• What to work on:
Wherever a line holds the word "Valor", copy that line out.

===

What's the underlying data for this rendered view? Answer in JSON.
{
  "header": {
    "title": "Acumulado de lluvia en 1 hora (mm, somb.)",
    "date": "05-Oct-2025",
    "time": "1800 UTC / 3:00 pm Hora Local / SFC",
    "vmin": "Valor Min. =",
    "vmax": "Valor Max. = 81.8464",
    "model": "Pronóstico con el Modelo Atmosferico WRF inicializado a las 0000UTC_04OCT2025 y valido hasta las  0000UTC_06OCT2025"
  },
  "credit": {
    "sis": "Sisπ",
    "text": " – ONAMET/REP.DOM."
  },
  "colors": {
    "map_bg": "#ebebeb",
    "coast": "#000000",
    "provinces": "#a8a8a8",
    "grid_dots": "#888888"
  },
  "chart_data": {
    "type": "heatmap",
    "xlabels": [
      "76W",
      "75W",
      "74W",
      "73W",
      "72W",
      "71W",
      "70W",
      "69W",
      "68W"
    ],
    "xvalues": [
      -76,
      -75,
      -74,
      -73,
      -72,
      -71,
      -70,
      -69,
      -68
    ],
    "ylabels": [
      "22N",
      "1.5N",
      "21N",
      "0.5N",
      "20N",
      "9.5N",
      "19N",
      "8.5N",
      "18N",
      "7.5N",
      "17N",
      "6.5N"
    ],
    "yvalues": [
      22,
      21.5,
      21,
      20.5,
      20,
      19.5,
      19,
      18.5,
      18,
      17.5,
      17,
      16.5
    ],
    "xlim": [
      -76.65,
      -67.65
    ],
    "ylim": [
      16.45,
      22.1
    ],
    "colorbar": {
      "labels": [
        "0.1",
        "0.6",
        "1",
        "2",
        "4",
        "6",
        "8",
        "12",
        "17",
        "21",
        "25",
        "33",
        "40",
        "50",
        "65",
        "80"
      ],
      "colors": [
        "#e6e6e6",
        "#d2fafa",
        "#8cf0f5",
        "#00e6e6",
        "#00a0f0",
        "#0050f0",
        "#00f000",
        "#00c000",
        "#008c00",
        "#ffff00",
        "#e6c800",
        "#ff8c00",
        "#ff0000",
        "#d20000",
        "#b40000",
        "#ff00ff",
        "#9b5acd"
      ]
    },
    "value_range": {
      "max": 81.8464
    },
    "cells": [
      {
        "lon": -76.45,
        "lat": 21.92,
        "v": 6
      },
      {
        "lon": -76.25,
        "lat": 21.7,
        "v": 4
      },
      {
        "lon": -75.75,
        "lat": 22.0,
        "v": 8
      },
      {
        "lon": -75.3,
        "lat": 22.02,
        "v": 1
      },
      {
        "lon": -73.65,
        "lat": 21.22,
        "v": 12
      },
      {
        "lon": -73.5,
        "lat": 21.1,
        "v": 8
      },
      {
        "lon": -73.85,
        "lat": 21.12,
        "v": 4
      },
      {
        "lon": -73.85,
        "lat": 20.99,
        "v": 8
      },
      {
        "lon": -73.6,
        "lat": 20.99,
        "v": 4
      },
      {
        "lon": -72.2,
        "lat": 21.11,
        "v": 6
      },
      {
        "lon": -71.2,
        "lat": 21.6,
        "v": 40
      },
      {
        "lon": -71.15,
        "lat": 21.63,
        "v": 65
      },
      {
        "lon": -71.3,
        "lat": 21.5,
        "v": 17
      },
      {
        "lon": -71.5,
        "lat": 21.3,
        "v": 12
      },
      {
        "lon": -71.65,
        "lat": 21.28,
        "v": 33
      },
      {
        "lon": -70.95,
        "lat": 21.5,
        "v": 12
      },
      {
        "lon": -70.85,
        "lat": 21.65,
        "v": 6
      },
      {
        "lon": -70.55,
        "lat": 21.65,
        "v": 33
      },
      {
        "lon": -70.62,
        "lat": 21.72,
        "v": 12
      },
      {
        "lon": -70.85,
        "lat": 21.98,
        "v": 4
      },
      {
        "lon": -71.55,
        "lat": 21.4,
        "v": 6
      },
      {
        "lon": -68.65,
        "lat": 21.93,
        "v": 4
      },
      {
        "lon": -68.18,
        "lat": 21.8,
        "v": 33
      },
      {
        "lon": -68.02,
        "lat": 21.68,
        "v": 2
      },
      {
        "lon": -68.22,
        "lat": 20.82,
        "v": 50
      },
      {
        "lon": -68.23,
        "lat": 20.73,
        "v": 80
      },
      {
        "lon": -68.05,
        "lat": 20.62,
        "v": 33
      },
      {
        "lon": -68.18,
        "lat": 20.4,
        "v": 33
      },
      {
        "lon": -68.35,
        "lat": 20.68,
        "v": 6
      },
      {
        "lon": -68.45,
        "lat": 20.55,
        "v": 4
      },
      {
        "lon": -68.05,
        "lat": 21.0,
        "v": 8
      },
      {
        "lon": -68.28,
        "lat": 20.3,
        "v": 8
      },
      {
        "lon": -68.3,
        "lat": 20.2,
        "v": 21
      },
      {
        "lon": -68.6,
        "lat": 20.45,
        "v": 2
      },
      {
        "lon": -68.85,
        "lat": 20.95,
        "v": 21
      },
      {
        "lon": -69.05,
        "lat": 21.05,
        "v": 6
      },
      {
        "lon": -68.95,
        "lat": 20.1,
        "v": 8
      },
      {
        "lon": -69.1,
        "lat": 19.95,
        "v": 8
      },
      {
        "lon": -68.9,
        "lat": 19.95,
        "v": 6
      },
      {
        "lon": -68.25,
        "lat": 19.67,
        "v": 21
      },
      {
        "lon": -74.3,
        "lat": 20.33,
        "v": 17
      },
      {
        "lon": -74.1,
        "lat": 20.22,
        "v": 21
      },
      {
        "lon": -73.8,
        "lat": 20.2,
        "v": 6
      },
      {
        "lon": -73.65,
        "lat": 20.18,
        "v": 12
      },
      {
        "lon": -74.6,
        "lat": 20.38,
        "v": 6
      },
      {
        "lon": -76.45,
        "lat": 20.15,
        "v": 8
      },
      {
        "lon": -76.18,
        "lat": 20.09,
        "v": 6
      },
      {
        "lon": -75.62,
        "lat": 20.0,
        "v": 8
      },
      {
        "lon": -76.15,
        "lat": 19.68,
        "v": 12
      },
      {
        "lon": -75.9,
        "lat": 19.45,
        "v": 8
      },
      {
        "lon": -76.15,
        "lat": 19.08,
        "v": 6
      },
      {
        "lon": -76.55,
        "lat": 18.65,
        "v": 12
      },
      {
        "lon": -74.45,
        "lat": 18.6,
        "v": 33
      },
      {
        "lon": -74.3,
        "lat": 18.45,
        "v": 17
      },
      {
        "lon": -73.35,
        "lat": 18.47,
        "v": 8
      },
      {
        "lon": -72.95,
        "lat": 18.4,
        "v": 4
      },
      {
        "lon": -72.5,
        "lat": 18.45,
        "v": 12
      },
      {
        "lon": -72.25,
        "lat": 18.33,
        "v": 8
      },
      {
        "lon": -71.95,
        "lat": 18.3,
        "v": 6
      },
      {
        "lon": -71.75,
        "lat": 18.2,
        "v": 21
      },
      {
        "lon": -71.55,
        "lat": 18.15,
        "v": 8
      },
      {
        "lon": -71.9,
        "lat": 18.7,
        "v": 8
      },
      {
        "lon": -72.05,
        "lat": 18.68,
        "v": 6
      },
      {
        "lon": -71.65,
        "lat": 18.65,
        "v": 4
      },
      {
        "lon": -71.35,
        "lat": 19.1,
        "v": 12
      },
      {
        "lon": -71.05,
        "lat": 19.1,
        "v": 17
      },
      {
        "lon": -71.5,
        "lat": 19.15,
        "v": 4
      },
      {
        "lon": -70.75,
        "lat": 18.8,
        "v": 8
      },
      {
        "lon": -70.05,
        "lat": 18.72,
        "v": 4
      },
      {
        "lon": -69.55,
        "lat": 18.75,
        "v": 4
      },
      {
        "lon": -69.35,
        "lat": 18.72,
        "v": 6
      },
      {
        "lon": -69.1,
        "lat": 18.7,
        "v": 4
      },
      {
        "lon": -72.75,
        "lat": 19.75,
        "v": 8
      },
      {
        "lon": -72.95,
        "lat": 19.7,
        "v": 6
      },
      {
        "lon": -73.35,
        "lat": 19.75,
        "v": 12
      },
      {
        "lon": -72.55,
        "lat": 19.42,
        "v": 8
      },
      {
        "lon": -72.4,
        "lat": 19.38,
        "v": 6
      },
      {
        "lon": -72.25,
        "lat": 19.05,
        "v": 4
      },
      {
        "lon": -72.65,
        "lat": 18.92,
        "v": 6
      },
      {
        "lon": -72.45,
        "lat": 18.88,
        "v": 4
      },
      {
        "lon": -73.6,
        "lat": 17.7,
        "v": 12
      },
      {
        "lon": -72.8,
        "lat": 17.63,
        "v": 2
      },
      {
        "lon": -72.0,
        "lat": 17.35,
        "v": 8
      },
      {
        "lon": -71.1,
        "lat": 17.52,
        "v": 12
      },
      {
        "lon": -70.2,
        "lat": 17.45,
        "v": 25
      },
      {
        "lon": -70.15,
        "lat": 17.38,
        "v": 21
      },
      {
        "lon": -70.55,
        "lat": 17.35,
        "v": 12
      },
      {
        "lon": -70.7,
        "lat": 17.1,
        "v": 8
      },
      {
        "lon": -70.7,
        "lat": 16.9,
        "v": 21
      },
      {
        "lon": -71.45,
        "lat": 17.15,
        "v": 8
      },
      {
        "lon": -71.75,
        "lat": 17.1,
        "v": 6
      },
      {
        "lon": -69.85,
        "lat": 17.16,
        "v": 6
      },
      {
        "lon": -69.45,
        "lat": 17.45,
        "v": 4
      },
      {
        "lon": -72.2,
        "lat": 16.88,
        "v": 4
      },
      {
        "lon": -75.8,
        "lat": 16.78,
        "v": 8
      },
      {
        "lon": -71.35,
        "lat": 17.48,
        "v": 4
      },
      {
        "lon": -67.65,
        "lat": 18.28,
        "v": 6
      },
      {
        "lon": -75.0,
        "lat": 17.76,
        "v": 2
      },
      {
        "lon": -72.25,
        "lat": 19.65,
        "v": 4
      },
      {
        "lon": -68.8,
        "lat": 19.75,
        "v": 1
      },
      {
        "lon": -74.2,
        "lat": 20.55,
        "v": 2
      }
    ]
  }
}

===

• Complete response:
    "vmin": "Valor Min. =",
    "vmax": "Valor Max. = 81.8464",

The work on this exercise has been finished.